== Direction ==
Identify all lines in the listing that include the word "Temperature", and copy them out.

== Data excerpts ==
=====

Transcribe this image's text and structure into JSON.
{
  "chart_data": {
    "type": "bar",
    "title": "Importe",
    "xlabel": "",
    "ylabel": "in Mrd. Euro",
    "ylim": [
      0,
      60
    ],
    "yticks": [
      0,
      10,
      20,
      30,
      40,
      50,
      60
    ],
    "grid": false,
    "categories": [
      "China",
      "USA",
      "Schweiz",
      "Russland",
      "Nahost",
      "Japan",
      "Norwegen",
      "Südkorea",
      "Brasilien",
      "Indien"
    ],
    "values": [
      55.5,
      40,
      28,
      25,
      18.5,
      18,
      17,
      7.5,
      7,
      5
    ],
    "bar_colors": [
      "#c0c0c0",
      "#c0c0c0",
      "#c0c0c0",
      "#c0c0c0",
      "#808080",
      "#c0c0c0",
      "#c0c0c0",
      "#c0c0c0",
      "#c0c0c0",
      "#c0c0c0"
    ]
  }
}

=====

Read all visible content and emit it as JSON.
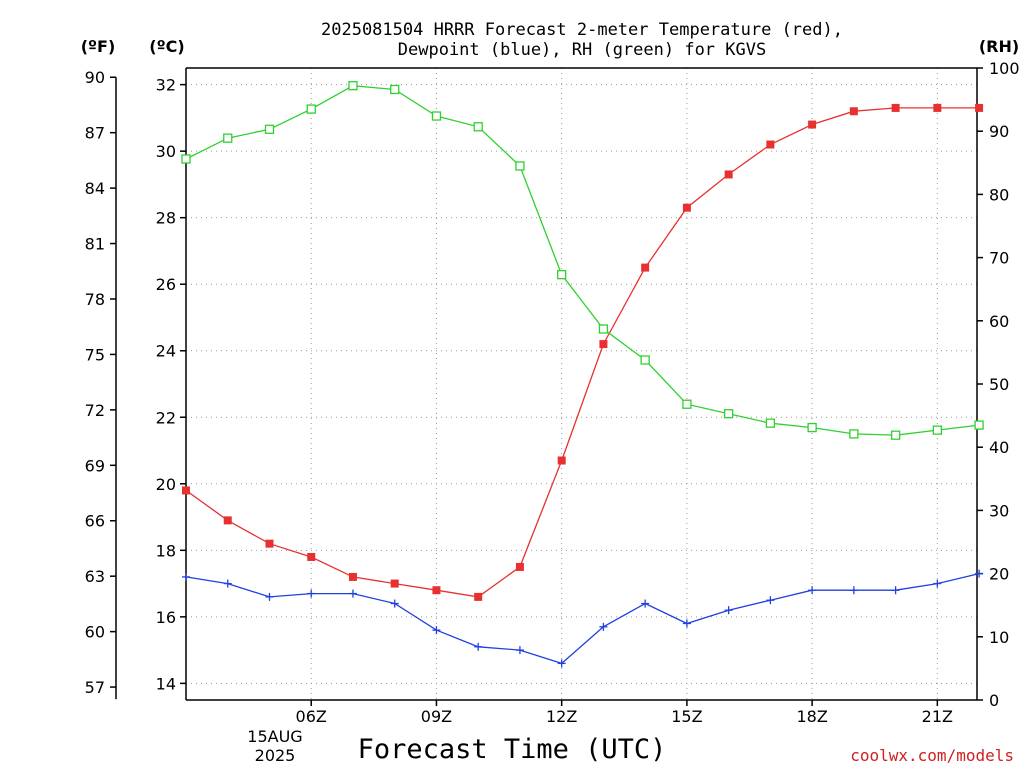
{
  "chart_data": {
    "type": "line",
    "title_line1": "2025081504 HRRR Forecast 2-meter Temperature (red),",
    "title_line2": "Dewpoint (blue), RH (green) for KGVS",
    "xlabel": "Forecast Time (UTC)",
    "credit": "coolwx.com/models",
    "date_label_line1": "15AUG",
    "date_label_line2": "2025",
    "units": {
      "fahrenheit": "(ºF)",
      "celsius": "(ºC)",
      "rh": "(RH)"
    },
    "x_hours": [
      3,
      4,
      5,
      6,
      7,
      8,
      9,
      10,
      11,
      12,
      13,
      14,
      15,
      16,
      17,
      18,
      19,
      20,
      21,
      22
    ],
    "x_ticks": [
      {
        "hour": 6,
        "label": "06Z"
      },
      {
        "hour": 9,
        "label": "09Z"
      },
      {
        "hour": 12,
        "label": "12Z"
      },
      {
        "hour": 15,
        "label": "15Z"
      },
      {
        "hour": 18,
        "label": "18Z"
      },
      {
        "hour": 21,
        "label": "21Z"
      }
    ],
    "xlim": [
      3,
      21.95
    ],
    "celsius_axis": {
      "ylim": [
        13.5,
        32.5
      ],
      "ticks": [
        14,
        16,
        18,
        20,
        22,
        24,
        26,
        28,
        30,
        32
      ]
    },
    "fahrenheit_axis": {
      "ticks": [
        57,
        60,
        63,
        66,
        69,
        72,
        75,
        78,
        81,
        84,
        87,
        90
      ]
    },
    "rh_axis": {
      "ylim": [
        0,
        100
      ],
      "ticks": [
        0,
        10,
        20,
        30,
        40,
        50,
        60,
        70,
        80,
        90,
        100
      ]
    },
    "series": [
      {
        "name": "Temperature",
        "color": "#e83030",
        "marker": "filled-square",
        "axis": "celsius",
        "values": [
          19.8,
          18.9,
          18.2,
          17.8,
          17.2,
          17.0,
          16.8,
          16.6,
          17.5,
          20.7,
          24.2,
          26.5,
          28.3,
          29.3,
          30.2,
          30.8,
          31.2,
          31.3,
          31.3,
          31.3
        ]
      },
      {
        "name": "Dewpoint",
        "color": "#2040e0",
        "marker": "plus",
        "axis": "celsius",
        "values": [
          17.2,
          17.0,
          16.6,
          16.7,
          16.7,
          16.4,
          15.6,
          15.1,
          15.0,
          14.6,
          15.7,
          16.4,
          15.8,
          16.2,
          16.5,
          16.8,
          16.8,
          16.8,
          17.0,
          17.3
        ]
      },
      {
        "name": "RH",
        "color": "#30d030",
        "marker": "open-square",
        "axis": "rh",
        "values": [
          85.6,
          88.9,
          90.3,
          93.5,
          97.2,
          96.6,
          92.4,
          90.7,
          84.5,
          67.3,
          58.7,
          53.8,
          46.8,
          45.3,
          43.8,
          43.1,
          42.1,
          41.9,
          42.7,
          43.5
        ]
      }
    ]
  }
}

=====

== Result of this exercise ==
    "title_line1": "2025081504 HRRR Forecast 2-meter Temperature (red),",
        "name": "Temperature",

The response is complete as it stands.